**What the task requires**
Count the lines of the listing below that contain the string "article", matching case exactly, and give only the number.

[Layout records]
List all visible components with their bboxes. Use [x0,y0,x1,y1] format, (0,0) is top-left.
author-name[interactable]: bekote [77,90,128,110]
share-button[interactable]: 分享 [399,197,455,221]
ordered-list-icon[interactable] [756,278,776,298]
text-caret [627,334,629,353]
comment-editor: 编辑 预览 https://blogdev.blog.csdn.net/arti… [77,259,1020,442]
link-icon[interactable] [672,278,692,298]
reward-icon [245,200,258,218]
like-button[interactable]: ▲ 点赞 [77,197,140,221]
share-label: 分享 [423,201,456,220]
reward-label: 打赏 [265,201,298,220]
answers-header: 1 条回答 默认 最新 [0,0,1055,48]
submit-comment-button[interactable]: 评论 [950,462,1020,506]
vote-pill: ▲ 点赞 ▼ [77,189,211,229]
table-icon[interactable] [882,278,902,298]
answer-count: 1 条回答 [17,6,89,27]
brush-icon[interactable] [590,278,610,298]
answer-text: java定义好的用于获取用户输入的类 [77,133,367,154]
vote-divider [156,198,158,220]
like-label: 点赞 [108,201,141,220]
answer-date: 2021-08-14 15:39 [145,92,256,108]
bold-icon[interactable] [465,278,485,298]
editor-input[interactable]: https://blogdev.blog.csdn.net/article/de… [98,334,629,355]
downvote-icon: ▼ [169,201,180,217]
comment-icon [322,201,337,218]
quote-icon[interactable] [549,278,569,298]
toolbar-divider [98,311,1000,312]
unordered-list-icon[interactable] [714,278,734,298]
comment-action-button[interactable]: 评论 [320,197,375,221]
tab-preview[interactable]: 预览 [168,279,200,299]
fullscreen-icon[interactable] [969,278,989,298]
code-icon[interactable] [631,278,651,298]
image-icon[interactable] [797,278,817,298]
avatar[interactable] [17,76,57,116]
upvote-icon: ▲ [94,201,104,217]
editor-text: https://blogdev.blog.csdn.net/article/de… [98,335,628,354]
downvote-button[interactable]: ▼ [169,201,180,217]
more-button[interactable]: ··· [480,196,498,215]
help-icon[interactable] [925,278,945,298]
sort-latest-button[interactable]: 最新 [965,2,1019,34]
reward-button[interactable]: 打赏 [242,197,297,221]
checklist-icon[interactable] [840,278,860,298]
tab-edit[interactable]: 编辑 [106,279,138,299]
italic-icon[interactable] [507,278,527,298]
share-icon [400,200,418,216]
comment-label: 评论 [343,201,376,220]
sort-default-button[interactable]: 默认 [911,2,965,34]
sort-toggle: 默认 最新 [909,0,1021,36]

**Exercise solution**
2